▸ Exercise description
Print every record below exactly as written.

%%

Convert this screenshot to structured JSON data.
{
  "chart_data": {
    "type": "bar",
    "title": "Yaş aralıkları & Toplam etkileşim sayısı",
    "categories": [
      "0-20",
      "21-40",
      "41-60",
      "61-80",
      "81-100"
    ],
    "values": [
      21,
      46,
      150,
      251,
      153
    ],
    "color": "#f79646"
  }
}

%%

▸ Response
Convert this screenshot to structured JSON data.
{
  "chart_data": {
    "type": "bar",
    "title": "Yaş aralıkları & Toplam etkileşim sayısı",
    "categories": [
      "0-20",
      "21-40",
      "41-60",
      "61-80",
      "81-100"
    ],
    "values": [
      21,
      46,
      150,
      251,
      153
    ],
    "color": "#f79646"
  }
}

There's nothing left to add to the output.